[Collected data]
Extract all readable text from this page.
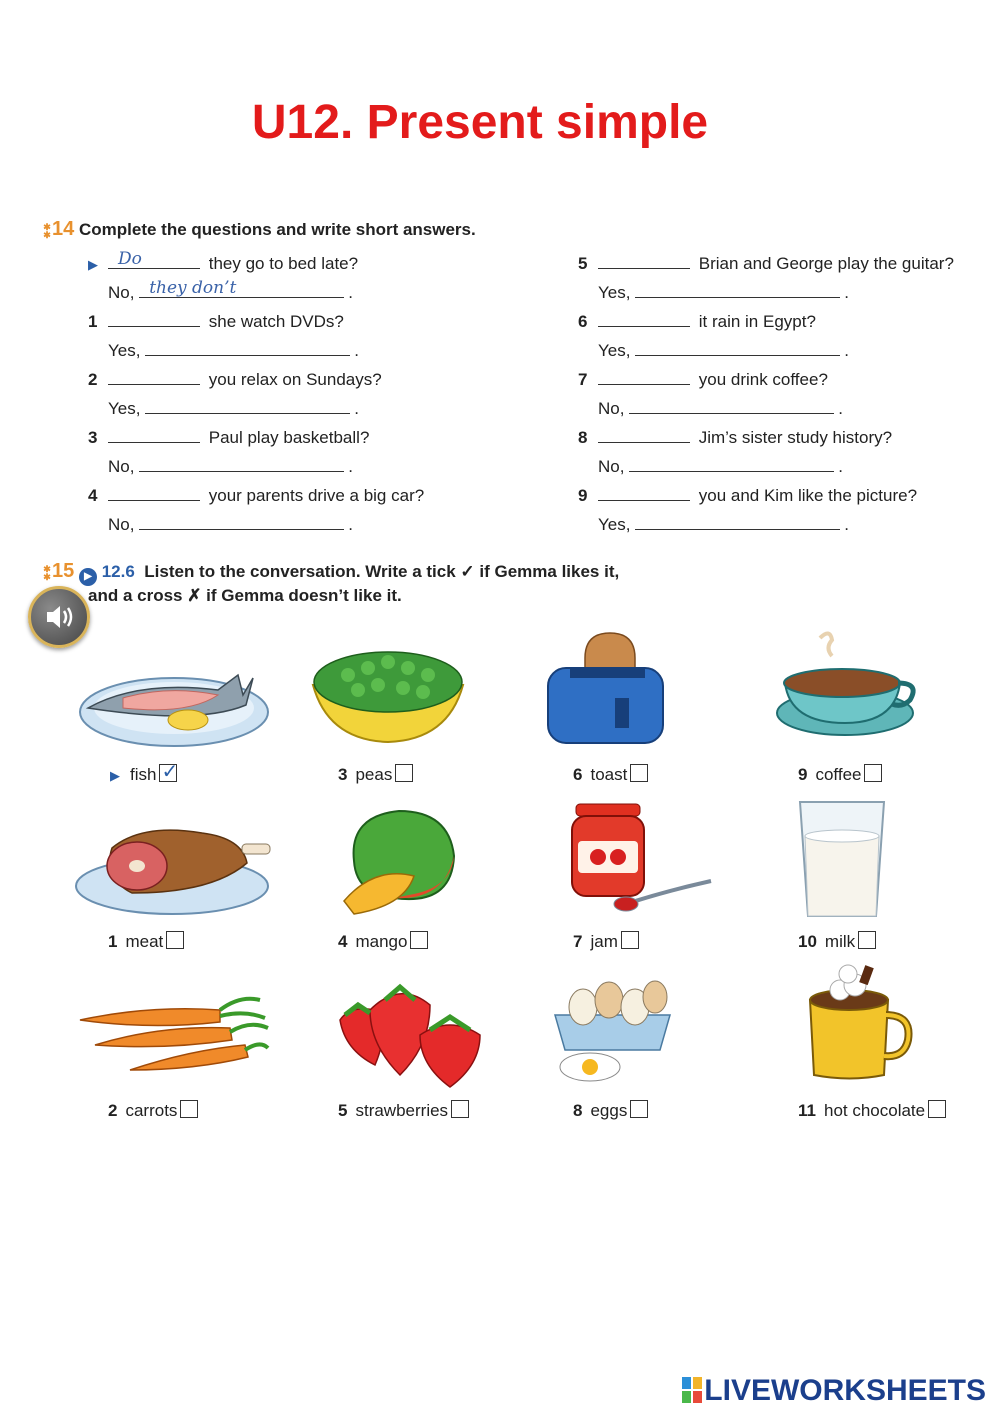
U12. Present simple
✱
✱14 Complete the questions and write short answers.
▶ Do	they go to bed late?
No, they don’t	.
1	she watch DVDs?
Yes,	.
2	you relax on Sundays?
Yes,	.
3	Paul play basketball?
No,	.
4	your parents drive a big car?
No,	.
5	Brian and George play the guitar?
Yes,	.
6	it rain in Egypt?
Yes,	.
7	you drink coffee?
No,	.
8	Jim’s sister study history?
No,	.
9	you and Kim like the picture?
Yes,	.
✱
✱15 ▶ 12.6 Listen to the conversation. Write a tick ✓ if Gemma likes it,
and a cross ✗ if Gemma doesn’t like it.
▶ fish ✓	3 peas	6 toast	9 coffee
1 meat	4 mango	7 jam	10 milk
2 carrots	5 strawberries	8 eggs	11 hot chocolate
LIVEWORKSHEETS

**Objective**: Retype the entries word for word. Omit any images.

**Correct response**:
Extract all readable text from this page.
U12. Present simple
✱
✱14 Complete the questions and write short answers.
▶ Do	they go to bed late?
No, they don’t	.
1	she watch DVDs?
Yes,	.
2	you relax on Sundays?
Yes,	.
3	Paul play basketball?
No,	.
4	your parents drive a big car?
No,	.
5	Brian and George play the guitar?
Yes,	.
6	it rain in Egypt?
Yes,	.
7	you drink coffee?
No,	.
8	Jim’s sister study history?
No,	.
9	you and Kim like the picture?
Yes,	.
✱
✱15 ▶ 12.6 Listen to the conversation. Write a tick ✓ if Gemma likes it,
and a cross ✗ if Gemma doesn’t like it.
▶ fish ✓	3 peas	6 toast	9 coffee
1 meat	4 mango	7 jam	10 milk
2 carrots	5 strawberries	8 eggs	11 hot chocolate
LIVEWORKSHEETS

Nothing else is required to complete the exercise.